### What you should do
Rewrite the records from the line containing "194, 238, 206]" through the line containing "19, 1820, 34]", changing "interactable" to "clickable" and keeping all else the same. Give only those lines.

### Extracted entries
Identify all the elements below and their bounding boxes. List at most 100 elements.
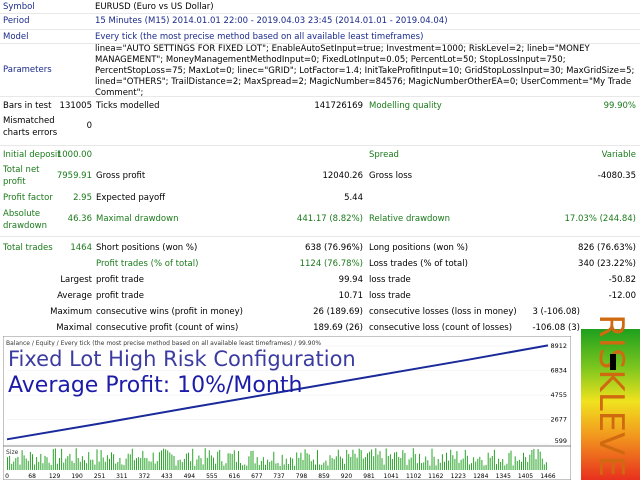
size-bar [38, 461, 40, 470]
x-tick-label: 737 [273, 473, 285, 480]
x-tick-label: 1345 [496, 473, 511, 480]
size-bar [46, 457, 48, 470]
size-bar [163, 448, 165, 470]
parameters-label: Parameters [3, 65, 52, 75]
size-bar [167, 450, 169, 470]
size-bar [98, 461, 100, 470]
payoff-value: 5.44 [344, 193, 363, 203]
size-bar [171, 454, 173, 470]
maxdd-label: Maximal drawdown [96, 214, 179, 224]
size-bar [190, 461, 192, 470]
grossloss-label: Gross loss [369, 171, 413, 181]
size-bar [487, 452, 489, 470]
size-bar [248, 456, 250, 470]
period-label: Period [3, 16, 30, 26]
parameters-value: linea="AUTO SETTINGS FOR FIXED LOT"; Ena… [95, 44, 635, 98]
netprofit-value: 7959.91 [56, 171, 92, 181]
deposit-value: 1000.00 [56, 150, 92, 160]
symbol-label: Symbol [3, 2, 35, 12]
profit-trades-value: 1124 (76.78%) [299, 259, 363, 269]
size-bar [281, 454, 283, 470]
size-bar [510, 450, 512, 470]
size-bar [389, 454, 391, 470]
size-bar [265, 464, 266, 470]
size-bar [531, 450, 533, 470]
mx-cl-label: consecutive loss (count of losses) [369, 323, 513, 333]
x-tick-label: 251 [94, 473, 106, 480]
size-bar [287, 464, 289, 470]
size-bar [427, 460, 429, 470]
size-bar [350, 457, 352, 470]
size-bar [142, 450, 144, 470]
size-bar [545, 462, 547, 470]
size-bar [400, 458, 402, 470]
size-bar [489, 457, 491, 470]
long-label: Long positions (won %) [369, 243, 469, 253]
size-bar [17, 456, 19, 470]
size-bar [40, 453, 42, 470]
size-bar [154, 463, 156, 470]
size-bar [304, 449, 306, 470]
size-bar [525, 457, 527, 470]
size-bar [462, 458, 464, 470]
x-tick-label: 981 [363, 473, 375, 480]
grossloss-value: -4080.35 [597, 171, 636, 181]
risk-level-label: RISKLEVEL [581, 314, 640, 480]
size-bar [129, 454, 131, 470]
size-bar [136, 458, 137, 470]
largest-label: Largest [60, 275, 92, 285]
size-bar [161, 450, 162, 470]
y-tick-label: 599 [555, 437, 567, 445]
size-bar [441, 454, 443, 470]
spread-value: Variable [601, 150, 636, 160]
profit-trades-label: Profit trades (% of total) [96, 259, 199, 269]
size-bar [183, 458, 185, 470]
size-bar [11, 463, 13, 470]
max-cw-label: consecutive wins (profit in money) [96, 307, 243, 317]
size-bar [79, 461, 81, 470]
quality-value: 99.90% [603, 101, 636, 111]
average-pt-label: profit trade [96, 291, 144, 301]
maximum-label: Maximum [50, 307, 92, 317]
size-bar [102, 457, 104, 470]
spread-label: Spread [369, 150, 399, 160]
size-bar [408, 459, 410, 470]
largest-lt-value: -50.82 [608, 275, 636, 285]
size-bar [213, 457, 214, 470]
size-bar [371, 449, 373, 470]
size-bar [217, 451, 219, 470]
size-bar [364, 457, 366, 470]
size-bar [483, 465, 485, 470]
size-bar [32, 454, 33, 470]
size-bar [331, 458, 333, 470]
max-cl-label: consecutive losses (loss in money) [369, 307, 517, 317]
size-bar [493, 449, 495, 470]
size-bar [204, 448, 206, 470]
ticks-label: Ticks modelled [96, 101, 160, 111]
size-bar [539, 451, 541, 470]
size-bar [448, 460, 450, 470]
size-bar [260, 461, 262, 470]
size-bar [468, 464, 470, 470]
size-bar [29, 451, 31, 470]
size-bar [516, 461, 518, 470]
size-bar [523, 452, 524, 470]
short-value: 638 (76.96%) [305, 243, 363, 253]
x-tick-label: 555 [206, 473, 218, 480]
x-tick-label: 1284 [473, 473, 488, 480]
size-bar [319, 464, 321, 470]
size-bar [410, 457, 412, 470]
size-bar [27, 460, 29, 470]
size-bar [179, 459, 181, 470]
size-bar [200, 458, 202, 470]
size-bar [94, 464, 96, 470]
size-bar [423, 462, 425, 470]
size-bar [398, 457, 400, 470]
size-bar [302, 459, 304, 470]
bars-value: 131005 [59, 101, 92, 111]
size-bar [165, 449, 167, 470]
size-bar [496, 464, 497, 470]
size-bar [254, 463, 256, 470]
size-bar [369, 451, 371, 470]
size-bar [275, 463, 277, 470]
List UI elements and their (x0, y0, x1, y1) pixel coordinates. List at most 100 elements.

---

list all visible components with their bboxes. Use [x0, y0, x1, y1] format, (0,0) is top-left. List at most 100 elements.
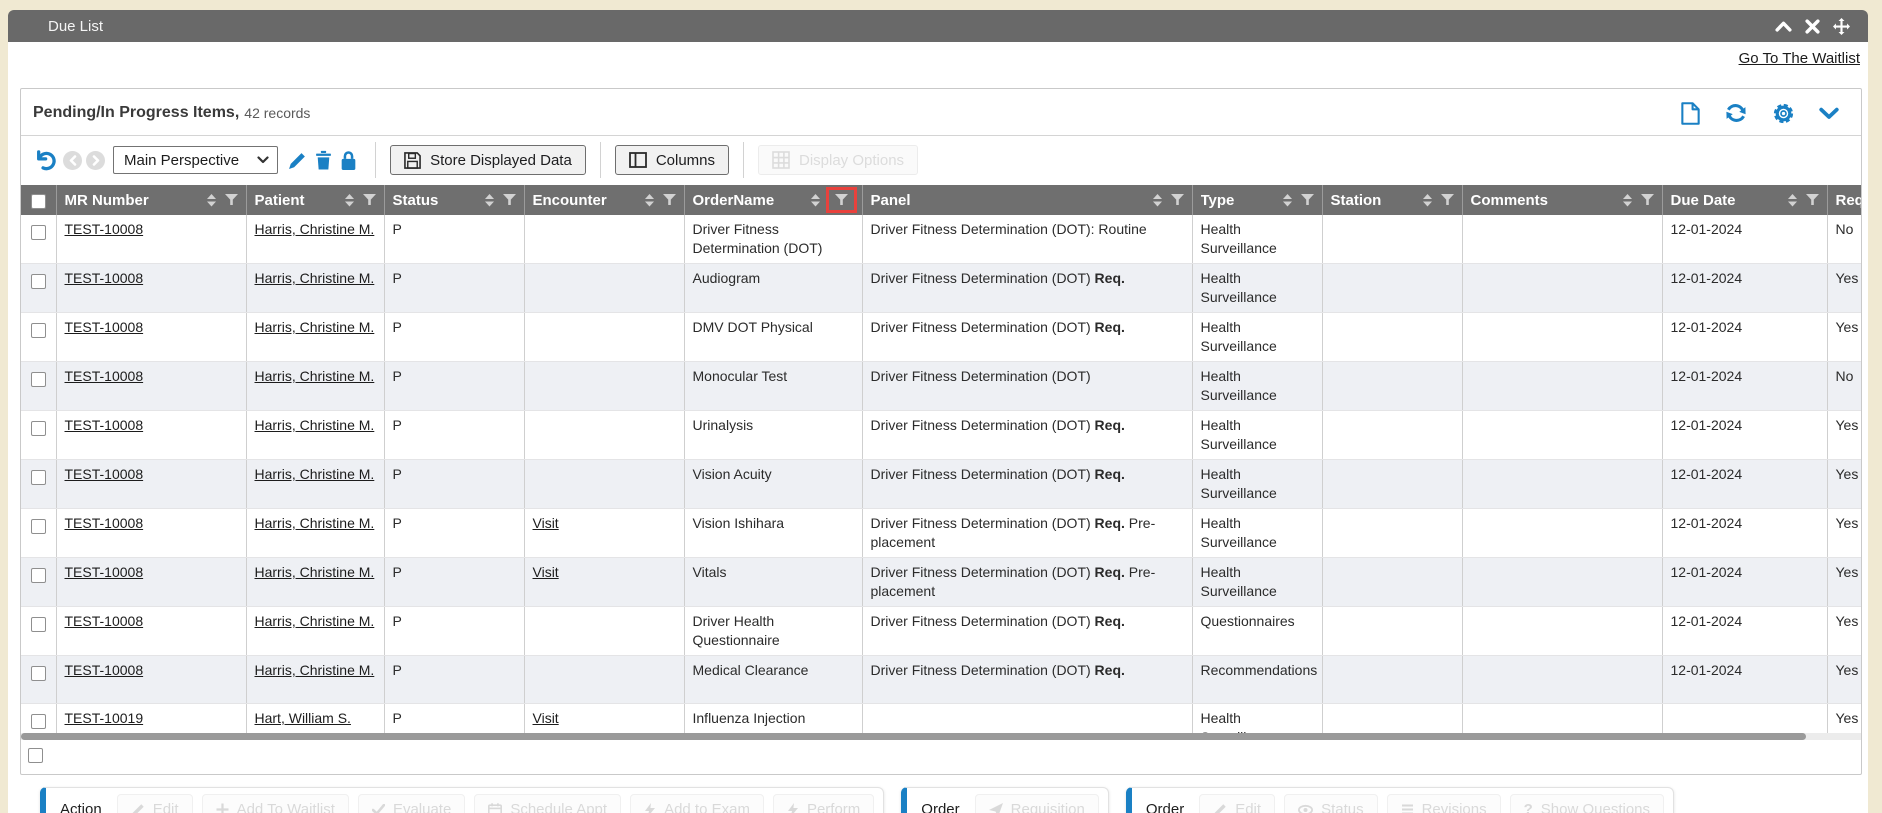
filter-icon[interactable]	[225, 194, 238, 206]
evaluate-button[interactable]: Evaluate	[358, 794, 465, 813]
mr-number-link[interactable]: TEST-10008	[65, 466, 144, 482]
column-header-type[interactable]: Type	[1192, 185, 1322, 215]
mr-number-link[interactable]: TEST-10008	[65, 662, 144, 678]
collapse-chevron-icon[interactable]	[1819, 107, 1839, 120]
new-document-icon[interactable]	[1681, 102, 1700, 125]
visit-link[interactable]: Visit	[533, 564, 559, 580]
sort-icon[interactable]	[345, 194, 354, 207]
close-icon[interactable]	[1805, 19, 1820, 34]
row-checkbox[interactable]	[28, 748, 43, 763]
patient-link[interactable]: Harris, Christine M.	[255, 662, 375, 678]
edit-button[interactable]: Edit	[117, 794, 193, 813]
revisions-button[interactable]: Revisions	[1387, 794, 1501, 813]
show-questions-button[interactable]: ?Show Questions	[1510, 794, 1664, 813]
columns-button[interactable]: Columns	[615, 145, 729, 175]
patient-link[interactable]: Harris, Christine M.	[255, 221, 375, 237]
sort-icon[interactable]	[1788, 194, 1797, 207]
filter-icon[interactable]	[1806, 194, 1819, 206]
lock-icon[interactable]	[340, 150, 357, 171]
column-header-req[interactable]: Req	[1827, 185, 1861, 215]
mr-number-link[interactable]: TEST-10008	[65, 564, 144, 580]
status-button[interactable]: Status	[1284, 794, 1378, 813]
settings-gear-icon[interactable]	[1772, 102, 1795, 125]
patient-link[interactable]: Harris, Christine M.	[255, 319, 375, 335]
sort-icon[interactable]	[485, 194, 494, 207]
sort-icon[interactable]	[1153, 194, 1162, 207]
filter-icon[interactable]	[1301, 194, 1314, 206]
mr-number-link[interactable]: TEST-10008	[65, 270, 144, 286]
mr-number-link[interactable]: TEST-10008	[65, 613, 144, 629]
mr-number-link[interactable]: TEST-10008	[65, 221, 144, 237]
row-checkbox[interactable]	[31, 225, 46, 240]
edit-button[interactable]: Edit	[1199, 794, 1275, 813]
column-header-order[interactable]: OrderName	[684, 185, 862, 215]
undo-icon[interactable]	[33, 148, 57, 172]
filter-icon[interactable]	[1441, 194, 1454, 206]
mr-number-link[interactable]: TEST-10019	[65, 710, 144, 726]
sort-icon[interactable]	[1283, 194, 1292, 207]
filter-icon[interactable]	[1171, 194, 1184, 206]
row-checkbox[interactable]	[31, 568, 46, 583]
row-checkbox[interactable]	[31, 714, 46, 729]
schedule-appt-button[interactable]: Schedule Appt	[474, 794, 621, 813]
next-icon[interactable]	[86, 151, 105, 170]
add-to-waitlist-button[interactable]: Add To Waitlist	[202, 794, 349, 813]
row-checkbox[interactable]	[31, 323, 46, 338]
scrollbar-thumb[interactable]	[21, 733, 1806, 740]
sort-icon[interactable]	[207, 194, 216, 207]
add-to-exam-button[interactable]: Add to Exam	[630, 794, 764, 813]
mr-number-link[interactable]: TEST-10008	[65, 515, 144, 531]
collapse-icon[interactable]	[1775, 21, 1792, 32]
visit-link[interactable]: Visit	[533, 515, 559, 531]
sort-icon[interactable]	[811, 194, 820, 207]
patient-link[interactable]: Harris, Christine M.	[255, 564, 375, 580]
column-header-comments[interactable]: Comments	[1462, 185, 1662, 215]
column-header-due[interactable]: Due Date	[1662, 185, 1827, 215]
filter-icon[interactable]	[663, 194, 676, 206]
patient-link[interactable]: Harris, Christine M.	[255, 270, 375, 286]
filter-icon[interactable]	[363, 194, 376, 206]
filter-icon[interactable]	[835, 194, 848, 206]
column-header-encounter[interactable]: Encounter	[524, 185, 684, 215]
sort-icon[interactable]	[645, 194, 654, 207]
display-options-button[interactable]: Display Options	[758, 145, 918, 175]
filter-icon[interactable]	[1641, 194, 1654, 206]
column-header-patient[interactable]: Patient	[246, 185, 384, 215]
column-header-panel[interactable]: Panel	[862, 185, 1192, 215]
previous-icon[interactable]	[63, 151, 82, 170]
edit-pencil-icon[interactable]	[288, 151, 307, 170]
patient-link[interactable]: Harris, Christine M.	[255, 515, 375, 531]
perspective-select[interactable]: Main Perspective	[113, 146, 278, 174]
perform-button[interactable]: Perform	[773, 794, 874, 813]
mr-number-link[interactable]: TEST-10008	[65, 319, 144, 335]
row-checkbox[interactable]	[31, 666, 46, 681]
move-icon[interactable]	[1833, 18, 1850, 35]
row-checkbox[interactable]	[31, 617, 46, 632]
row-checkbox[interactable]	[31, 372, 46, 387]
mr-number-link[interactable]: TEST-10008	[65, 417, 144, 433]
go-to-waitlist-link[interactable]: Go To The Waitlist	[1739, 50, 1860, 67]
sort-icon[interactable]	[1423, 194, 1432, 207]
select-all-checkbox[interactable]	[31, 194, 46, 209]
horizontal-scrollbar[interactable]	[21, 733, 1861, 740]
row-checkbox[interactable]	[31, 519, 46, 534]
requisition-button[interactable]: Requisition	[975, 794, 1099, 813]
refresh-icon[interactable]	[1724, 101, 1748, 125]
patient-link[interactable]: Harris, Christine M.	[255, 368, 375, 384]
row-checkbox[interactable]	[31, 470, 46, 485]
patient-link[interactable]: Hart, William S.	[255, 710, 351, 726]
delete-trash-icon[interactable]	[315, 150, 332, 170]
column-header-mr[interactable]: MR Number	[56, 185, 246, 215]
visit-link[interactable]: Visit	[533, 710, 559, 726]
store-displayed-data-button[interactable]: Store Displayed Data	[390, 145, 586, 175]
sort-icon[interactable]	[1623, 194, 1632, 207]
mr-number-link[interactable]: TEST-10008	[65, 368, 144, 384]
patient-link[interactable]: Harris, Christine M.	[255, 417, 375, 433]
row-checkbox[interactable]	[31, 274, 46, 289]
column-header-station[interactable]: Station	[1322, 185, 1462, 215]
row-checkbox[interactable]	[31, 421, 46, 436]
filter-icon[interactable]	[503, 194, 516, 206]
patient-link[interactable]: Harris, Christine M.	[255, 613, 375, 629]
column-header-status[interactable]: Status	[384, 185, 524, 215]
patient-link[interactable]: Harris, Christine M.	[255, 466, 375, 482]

==

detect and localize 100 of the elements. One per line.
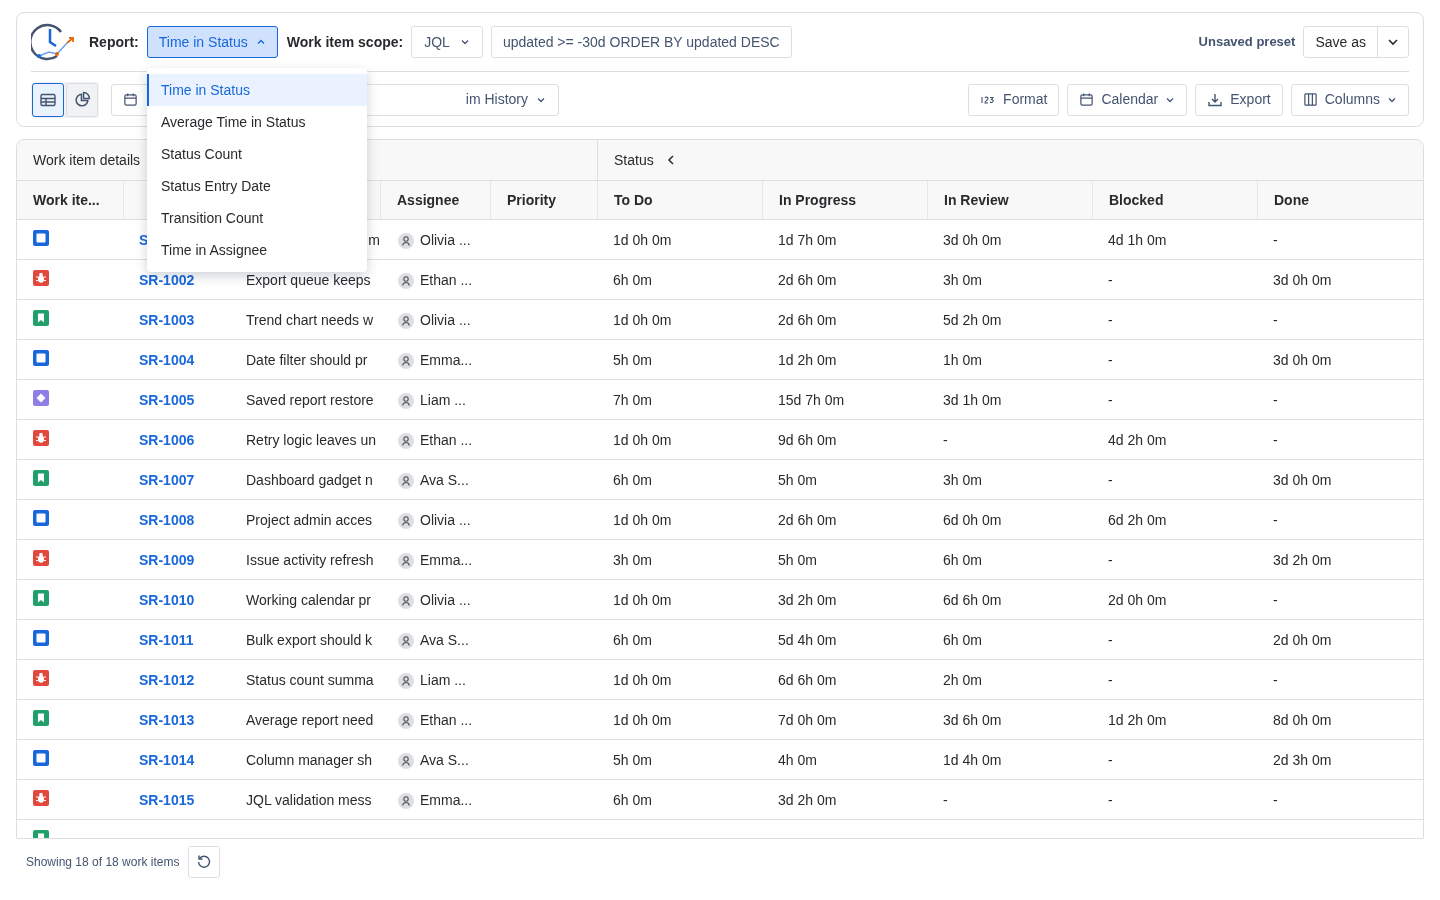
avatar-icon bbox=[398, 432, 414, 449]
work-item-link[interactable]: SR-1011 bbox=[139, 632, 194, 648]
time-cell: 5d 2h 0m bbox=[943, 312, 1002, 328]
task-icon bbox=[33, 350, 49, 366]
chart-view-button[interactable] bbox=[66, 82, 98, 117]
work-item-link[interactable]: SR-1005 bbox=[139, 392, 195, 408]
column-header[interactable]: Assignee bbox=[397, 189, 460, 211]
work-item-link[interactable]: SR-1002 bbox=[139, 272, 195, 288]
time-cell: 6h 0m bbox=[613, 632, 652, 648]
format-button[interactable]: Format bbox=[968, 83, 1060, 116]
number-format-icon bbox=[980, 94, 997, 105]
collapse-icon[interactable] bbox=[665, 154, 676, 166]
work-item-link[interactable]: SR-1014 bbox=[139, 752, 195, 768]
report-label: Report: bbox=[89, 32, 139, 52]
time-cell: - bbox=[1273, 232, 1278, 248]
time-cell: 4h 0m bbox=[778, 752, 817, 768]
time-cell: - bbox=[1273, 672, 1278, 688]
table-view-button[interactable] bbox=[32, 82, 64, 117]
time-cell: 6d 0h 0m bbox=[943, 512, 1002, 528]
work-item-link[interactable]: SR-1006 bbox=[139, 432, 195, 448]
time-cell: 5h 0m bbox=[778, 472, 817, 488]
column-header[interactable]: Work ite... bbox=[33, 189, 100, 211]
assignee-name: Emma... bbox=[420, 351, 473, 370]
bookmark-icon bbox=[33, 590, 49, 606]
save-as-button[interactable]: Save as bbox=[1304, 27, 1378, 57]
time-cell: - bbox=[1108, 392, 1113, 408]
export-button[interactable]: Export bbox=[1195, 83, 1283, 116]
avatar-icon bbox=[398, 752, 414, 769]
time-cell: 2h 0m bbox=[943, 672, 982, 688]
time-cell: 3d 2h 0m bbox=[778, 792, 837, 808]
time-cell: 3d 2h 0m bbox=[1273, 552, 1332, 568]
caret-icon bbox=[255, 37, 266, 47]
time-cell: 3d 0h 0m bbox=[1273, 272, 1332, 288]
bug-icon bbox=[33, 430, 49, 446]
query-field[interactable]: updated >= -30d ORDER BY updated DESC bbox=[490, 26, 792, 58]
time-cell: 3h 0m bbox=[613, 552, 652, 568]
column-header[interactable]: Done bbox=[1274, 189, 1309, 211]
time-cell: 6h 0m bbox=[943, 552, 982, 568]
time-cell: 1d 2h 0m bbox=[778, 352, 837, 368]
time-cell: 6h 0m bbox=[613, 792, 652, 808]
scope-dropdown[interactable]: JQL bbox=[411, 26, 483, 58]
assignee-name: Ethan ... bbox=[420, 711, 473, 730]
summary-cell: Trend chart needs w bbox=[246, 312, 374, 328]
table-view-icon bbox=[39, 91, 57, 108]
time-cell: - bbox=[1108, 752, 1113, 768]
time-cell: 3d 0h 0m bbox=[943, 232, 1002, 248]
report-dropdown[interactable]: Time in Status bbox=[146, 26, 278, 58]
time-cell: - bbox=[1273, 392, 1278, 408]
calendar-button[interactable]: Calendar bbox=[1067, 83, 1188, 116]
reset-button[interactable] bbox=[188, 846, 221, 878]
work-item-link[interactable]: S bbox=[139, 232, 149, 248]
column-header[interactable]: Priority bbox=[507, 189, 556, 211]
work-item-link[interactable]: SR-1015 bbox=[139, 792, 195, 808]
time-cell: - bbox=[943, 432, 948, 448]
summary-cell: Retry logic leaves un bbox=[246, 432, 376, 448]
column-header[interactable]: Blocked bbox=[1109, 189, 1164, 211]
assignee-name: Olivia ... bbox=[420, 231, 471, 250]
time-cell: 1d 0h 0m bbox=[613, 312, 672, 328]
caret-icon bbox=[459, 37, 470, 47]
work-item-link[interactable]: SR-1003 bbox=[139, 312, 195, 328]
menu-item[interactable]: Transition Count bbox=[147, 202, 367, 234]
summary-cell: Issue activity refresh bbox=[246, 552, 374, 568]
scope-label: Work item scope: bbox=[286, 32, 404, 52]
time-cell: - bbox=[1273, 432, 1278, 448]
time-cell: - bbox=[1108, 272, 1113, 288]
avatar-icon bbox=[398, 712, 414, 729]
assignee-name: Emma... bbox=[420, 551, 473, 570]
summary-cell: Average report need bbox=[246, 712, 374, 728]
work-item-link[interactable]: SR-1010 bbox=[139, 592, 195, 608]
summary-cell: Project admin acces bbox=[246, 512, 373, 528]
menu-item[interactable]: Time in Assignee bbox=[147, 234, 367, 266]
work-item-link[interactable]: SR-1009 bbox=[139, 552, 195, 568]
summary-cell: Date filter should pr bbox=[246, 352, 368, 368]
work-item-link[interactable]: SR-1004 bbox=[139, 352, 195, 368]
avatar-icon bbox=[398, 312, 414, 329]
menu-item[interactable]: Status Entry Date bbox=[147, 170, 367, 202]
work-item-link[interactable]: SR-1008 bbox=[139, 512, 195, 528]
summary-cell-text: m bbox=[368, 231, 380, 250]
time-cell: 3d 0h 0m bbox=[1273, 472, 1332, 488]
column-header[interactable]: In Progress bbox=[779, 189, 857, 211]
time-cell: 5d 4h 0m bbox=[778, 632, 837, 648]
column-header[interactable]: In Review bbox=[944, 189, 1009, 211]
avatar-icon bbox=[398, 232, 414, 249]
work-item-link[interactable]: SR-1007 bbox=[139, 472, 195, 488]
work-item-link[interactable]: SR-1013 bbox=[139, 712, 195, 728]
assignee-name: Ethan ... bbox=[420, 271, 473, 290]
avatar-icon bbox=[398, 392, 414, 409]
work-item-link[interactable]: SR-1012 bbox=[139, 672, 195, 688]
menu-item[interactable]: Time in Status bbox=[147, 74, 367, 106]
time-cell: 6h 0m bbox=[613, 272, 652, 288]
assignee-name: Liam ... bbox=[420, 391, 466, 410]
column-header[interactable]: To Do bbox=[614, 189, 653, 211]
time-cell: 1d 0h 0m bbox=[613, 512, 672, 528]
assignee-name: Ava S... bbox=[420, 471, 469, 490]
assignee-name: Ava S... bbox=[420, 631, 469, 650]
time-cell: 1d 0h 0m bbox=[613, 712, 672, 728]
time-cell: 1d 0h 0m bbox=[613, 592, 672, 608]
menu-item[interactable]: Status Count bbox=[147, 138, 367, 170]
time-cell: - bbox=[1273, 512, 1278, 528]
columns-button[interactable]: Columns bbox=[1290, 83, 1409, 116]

### Solution
filter-icon[clickable]	[225, 194, 238, 206]
evaluate-button[clickable]: Evaluate	[358, 794, 465, 813]
mr-number-link[clickable]: TEST-10008	[65, 466, 144, 482]
column-header-type[clickable]: Type	[1192, 185, 1322, 215]
mr-number-link[clickable]: TEST-10008	[65, 662, 144, 678]
collapse-chevron-icon[clickable]	[1819, 107, 1839, 120]
new-document-icon[clickable]	[1681, 102, 1700, 125]
visit-link[clickable]: Visit	[533, 564, 559, 580]
sort-icon[clickable]	[345, 194, 354, 207]
close-icon[clickable]	[1805, 19, 1820, 34]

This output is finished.